### ЧТО НУЖНО СДЕЛАТЬ:
[a] Ответьте на вопросы по фрагменту о спектакле:
(i) Какой актер играет солдата Симона Чачаву?
(ii) Как зовут жену губернатора?
(iii) Движения какого танца напоминают жесты Губернаторши плечами и головой?
[b] Воспроизведите дословно часть фрагмента о спектакле: всё, начиная со слов «В контексте нашего» и вплоть до слов «надежде сытно поесть.».

### ВЫБРАННЫЙ ФРАГМЕНТ:
Порой пение воспринимается двойственно. Например, обращенное в зал распевание Груше и солдатом Симоном Чачавой (Каха Кавсадзе) счастливо-задорного «Лала – лалалала – лалала» после их первой встречи звучит и как пение исполняющих их роли актеров, которые, выйдя из роли, таким образом радуются за своих героев и одновременно выражают собственное удовольствие от театральной игры. С этой их «песенкой» в одном из последующих эпизодов неожиданно рифмуется пение «Ляля – ляляля…», в котором слышится обеспокоенность двух надменных знатных дам в карете, нервничающих в ожидании пропавшего кучера. Одновременно «песенка» воспринимается и как игривое передразнивание исполняющими их роли актрисами (Тамара Тархнишвили и Тамара Долидзе), на мгновения вышедшими из роли, сопутствуя своим героиням. А карета между тем уезжает, как и приехала, без лошади и кучера, что бывает только в театре. Перечисленные подробности постановки тоже участвуют в создании темы демонстративной условности или открытой театральной игры.
В контексте нашего разговора стоит отметить, что в этом спектакле, пожалуй, впервые так явно обнаружилась склонность Стуруа наделять своих героев танцевальными походками. Например, то и дело приплясывает Груше. По-балетному, на носочках, передвигаются и игриво подтанцовывают служанки, как, например, на пасхальном выходе, катя перед собой коляску с наследником Губернатора или собирая перед срочным отъездом вещи жены губернатора, Нателлы (Маринэ Тбилели). Как на пуантах и по затейливым, напоминающим танцевальные, траекториям передвигаются бедняки, соседи злополучного жениха, найденного братом для Груше, которые, прослышав о свадьбе, спешат туда в надежде сытно поесть.
Можно отчасти согласиться с Ю. Рыбаковым[127], связывающим своеобразие шага героев с их психологией. Например, почти балетный выход Няньки он воспринимает как выражение ее лицемерия и «любви» к ребенку ровно на сумму жалованья, которое весьма мало. А движения Груше, когда та убегает, подбросив зажиточной даме спасенного ею губернаторского сына, младенца Мишико, критик характеризует как маленький танец, связывая его с психологическим состоянием героини в этот момент. Однако смысл танцевальной походки этим не исчерпывается. Она одновременно выявляет театральную природу действующего перед нами персонажа, становясь еще одним элементом темы обнаженной условности. Такой смысл к тому же усилен, например, и описанными выше балетной обувью служанок и их балетными движениями. Балетную позицию рук использует в пластике и Губернаторша, а сообщая, что ее муж собирается разбить рядом с домом прекрасный сад, она от радости почти пускается в пляс, совершая плечами и головой жесты, напоминающие движения лезгинки.

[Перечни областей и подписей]
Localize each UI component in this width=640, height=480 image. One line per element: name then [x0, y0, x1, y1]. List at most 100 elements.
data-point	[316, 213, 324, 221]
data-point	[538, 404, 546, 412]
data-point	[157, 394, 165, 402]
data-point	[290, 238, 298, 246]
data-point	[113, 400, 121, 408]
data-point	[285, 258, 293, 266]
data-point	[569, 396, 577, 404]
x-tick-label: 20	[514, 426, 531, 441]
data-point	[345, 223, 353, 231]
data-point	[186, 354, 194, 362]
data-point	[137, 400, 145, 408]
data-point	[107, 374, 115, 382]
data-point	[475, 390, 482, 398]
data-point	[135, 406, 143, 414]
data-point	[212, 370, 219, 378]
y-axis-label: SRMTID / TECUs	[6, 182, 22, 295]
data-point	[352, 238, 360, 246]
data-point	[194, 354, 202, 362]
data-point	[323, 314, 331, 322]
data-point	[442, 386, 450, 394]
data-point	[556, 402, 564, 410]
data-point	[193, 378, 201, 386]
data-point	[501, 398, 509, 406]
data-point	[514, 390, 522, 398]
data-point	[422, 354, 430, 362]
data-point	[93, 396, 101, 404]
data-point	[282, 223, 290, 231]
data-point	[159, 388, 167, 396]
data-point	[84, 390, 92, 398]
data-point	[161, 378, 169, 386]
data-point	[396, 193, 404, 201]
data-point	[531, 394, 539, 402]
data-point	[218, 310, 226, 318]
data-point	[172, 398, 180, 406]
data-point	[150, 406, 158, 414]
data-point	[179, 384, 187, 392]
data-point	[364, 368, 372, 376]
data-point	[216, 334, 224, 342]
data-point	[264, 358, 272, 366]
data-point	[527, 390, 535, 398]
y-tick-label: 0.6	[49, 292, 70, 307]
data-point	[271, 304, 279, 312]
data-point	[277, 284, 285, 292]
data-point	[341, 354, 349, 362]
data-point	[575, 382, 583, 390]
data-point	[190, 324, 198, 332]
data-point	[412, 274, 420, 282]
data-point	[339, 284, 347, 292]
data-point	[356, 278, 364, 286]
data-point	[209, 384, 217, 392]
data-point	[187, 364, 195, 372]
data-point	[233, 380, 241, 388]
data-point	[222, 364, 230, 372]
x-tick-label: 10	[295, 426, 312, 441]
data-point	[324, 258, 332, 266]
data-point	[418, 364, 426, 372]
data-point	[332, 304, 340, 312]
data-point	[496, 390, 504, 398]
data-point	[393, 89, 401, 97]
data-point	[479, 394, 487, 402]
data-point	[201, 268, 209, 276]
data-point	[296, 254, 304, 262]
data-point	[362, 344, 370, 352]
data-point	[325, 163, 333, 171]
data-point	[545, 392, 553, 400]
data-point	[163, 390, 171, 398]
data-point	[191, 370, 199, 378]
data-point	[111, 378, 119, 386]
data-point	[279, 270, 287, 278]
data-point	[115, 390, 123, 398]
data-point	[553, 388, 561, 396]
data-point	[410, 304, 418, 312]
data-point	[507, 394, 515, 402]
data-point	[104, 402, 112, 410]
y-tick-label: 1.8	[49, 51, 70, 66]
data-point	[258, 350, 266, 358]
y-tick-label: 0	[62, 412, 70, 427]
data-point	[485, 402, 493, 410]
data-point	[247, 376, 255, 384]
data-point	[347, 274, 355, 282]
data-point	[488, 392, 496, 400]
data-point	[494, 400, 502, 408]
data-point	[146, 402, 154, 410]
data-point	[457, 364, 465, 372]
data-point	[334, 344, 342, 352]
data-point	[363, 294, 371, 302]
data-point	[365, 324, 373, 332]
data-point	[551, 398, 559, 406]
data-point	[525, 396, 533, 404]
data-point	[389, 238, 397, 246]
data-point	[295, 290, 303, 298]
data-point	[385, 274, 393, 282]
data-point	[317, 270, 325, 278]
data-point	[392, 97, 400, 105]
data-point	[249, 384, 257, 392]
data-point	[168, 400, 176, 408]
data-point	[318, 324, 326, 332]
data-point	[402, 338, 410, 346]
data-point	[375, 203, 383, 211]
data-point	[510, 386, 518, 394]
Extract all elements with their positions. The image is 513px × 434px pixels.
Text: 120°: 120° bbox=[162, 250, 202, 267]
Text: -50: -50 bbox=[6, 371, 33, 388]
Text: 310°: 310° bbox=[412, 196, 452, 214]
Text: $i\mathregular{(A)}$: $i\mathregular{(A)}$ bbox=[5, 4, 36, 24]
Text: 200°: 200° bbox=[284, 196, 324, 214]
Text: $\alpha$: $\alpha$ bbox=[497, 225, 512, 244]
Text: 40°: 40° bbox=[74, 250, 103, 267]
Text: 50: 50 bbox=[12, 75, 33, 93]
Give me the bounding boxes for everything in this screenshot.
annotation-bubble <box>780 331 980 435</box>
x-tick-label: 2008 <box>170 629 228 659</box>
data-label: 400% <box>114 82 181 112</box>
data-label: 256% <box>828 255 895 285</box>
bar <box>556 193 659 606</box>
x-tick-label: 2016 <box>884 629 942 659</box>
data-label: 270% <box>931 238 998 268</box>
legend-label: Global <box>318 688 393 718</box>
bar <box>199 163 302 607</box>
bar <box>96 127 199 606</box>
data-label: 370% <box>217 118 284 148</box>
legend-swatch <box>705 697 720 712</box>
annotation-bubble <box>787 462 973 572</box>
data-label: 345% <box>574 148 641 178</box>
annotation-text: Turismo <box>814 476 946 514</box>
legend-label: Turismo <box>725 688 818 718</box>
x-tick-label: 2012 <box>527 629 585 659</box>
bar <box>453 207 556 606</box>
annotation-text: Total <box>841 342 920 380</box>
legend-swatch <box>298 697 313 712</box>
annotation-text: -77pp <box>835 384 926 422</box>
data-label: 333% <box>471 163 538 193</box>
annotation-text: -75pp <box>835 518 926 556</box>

### ОТВЕТЫ К ЗАДАНИЯМ:
[a]
(i) Каха Кавсадзе.
(ii) Нателла.
(iii) Лезгинки.

[b]
В контексте нашего разговора стоит отметить, что в этом спектакле, пожалуй, впервые так явно обнаружилась склонность Стуруа наделять своих героев танцевальными походками. Например, то и дело приплясывает Груше. По-балетному, на носочках, передвигаются и игриво подтанцовывают служанки, как, например, на пасхальном выходе, катя перед собой коляску с наследником Губернатора или собирая перед срочным отъездом вещи жены губернатора, Нателлы (Маринэ Тбилели). Как на пуантах и по затейливым, напоминающим танцевальные, траекториям передвигаются бедняки, соседи злополучного жениха, найденного братом для Груше, которые, прослышав о свадьбе, спешат туда в надежде сытно поесть.